(EXERCISE DATA)
◇ ◇ ◇

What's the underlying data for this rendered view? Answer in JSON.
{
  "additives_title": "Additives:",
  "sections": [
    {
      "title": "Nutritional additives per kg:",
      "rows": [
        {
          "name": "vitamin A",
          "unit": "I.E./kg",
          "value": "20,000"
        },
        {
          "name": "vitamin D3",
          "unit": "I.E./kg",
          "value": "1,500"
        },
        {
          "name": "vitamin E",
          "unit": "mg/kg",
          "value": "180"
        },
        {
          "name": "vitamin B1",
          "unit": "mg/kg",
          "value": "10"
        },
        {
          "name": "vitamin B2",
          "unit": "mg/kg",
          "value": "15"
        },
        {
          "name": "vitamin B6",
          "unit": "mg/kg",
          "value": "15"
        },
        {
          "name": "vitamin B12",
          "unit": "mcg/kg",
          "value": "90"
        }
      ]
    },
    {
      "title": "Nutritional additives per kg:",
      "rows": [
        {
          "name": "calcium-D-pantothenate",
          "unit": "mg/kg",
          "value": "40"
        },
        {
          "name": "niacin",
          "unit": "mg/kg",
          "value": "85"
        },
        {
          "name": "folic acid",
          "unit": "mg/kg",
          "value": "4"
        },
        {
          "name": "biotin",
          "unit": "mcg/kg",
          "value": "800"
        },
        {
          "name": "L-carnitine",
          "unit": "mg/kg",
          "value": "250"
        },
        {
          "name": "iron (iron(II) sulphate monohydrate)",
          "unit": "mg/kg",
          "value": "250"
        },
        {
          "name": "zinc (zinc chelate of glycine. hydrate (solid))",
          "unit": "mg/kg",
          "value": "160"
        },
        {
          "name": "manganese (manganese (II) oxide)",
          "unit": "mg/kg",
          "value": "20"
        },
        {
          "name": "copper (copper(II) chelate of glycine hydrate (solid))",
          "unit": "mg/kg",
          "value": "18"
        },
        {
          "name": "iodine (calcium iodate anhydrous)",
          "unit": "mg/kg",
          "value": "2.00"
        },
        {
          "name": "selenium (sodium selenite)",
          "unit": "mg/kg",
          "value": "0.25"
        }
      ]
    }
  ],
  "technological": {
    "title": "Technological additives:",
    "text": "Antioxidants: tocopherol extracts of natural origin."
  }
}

◇ ◇ ◇

Above are lines of data; state how many of them contain the word "vitamin", with no other output.

(THE RESULT) 7